━━━ The data

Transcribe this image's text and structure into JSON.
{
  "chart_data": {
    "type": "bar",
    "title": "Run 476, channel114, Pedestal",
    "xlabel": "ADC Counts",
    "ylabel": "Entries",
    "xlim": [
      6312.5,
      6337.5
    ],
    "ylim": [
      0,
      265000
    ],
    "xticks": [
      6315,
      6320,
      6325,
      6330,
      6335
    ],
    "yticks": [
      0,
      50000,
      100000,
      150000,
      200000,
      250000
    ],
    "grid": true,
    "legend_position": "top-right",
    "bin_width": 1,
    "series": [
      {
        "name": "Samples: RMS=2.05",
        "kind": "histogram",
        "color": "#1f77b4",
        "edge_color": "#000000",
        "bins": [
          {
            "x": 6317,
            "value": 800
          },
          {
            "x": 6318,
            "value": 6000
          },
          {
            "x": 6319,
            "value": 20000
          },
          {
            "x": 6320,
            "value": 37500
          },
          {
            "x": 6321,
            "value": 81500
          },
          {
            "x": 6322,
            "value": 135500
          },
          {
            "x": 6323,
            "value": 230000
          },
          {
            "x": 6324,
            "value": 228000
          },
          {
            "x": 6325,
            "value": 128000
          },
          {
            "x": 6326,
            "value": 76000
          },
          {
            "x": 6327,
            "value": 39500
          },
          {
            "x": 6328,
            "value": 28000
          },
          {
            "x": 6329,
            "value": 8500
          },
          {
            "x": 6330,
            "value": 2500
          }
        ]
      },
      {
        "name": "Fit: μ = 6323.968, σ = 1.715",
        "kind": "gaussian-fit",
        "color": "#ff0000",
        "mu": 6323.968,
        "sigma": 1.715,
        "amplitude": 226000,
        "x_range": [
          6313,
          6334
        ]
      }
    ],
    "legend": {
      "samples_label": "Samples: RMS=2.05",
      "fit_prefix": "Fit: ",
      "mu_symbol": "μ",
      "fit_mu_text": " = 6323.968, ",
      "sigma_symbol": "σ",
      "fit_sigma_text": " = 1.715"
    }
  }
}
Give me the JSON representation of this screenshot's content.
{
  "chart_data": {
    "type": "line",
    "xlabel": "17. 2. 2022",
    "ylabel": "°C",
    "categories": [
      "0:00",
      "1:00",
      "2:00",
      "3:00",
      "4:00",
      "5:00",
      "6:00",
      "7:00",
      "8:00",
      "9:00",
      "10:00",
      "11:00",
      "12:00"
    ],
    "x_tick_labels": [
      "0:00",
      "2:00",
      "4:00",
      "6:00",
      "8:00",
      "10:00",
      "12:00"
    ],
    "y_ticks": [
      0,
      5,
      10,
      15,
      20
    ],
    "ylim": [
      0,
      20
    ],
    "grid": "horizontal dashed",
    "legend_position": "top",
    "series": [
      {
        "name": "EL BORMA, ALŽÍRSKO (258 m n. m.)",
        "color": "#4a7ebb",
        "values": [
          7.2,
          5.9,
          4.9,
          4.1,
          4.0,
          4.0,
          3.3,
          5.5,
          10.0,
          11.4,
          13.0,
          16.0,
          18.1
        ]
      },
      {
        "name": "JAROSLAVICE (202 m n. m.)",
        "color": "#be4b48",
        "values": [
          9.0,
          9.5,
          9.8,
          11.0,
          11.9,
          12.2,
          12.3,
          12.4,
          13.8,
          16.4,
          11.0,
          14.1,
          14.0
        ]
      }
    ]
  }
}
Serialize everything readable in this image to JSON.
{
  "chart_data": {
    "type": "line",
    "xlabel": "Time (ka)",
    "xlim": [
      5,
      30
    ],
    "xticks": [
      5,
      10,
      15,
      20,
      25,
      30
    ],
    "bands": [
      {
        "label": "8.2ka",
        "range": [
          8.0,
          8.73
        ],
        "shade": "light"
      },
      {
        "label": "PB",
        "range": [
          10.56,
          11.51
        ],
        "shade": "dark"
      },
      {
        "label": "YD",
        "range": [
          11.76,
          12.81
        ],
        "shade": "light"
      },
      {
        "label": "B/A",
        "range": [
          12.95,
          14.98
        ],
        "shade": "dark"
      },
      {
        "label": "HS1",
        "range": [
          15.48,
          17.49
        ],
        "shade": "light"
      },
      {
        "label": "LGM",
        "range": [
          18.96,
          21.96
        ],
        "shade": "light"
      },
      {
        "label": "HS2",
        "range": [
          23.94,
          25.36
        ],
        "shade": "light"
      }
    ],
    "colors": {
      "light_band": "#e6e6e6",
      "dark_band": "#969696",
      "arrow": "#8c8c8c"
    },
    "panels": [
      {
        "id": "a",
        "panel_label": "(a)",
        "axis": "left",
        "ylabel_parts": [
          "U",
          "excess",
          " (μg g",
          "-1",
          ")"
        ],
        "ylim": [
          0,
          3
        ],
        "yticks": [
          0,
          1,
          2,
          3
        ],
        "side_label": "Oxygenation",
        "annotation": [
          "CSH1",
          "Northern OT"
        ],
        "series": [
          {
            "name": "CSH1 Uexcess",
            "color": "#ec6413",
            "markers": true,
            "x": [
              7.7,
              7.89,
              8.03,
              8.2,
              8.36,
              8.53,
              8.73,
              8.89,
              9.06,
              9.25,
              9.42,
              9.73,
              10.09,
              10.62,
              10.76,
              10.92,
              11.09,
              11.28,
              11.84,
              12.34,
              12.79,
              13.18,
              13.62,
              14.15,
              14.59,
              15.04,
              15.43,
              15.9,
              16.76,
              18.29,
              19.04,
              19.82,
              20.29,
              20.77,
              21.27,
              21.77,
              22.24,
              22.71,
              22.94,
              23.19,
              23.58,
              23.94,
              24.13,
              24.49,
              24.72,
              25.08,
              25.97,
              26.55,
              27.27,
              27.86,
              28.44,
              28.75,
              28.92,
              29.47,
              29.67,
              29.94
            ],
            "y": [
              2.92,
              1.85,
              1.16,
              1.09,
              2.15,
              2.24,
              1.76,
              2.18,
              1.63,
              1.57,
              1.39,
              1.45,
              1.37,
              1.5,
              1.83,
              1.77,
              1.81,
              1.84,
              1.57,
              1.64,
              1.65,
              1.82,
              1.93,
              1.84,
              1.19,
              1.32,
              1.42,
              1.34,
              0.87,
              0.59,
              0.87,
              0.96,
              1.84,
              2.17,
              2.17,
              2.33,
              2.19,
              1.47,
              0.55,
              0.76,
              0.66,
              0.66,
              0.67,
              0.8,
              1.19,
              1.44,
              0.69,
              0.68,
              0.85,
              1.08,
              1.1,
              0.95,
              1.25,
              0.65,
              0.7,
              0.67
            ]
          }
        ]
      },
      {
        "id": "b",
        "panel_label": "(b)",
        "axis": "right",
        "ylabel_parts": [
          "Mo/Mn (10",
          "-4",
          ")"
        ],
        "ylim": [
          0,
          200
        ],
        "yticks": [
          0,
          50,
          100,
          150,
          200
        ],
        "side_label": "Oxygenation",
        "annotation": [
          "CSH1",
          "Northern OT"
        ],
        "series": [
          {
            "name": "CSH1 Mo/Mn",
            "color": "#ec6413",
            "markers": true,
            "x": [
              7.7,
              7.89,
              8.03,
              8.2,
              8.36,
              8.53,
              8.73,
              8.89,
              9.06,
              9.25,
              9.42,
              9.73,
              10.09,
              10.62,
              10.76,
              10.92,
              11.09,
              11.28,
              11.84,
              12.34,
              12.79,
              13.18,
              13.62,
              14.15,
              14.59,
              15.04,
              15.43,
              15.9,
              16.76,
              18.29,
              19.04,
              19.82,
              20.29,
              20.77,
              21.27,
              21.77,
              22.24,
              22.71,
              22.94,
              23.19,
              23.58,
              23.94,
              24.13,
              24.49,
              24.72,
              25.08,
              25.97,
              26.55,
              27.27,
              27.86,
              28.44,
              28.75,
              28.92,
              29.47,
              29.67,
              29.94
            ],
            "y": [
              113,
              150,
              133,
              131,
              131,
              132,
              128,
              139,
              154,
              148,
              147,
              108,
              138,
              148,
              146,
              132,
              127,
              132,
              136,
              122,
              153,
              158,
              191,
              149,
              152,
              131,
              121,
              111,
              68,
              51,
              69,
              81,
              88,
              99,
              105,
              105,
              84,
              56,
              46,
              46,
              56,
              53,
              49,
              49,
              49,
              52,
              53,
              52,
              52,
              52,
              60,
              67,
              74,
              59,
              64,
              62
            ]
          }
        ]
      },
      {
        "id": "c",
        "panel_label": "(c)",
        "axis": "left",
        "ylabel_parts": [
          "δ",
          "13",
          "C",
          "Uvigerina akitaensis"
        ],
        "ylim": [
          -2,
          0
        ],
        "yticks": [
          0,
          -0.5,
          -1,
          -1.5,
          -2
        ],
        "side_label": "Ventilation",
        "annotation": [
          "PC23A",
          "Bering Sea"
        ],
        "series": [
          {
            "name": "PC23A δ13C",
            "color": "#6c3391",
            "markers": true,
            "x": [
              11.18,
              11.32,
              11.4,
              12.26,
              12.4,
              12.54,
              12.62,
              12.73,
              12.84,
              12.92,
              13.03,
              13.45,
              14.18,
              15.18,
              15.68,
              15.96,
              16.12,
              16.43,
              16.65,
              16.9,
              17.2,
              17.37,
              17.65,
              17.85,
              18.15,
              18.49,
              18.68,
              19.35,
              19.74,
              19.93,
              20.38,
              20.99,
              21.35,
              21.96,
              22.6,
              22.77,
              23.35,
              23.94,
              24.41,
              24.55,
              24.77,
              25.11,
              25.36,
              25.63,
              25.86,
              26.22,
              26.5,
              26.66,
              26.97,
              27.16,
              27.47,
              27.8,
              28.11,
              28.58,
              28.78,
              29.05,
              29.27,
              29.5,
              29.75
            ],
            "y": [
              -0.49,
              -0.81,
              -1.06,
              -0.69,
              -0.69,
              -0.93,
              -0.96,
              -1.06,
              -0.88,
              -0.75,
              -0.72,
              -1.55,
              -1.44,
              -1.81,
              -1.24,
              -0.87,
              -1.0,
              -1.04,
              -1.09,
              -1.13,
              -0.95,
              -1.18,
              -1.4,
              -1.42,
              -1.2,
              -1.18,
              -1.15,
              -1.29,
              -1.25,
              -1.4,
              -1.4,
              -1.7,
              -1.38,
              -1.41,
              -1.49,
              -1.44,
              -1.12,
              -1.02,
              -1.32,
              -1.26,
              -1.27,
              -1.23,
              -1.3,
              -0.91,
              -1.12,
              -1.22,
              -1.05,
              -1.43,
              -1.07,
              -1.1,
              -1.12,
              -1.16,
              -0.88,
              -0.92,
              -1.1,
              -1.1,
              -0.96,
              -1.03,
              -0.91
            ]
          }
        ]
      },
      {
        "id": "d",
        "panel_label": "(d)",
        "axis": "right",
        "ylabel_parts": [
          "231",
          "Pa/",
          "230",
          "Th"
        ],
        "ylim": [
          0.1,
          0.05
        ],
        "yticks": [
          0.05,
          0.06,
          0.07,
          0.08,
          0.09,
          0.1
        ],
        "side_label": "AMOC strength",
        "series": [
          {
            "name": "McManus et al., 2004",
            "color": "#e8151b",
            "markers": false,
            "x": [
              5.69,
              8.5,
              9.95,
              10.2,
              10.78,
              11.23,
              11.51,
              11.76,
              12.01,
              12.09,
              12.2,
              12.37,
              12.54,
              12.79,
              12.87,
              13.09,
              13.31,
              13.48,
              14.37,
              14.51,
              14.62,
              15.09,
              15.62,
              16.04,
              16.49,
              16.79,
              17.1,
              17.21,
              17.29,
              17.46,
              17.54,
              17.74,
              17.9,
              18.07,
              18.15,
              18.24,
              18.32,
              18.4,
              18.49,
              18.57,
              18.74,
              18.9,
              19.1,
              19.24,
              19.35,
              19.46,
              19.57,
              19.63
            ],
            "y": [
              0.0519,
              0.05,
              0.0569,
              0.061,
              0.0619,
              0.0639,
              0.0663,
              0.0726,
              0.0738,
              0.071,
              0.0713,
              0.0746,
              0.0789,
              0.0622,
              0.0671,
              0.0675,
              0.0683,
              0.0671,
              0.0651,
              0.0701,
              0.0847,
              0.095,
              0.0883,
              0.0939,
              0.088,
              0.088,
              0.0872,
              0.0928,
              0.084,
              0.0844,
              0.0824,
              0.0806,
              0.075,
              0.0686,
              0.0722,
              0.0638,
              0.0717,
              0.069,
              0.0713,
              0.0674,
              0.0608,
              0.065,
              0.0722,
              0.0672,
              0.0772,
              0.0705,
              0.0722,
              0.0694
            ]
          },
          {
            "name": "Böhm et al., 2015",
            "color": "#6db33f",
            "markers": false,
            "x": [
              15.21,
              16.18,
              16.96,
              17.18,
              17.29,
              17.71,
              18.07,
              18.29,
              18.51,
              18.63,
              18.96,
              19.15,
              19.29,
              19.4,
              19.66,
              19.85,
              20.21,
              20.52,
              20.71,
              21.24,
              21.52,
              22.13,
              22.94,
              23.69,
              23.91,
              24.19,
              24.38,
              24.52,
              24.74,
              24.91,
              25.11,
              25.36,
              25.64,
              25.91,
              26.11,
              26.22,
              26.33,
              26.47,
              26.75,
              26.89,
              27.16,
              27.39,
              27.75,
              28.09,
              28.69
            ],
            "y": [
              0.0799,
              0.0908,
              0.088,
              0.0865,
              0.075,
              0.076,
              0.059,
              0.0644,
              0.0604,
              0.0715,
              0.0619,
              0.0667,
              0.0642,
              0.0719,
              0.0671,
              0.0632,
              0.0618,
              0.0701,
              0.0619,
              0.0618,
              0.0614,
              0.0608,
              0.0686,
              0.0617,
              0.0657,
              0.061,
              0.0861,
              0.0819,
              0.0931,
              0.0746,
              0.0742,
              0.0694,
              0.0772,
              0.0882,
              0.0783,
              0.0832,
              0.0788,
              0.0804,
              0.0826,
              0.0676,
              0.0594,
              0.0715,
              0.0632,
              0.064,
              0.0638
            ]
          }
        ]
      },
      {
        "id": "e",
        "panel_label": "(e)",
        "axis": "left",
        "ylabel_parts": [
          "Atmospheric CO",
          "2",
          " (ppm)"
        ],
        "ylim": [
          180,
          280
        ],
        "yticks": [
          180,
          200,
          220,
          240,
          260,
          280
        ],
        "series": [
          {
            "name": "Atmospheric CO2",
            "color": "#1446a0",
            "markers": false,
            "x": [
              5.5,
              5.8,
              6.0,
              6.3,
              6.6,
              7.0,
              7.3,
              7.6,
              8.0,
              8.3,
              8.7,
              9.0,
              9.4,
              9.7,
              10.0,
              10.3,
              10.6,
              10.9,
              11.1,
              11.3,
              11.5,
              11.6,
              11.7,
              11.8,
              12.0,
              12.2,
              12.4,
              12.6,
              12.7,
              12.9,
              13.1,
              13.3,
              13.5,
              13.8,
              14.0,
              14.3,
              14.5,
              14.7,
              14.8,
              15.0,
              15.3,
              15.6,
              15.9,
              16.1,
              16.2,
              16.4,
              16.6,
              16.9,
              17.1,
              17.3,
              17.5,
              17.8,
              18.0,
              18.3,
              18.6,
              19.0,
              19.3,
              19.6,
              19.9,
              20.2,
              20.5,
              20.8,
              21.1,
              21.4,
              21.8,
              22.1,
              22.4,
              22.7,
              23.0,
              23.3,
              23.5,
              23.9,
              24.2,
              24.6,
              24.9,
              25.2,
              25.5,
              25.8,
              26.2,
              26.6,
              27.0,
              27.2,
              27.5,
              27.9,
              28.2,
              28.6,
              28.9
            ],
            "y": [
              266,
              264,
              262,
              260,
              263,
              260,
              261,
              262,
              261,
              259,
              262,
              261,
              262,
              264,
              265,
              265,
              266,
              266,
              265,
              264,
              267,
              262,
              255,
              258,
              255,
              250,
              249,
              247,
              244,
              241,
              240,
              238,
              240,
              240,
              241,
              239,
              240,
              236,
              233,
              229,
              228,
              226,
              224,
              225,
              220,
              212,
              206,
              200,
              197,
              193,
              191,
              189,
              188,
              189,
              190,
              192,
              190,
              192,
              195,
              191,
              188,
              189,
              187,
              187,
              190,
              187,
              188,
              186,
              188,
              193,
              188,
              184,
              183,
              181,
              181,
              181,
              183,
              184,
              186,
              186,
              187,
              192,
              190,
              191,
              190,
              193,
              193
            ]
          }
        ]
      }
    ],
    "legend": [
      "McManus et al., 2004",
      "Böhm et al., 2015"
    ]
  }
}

━━━━━━

** What is needed **
Pull out every line of the records above that contains the word "image".

** Exercise solution **
Transcribe this image's text and structure into JSON.
Serialize everything readable in this image to JSON.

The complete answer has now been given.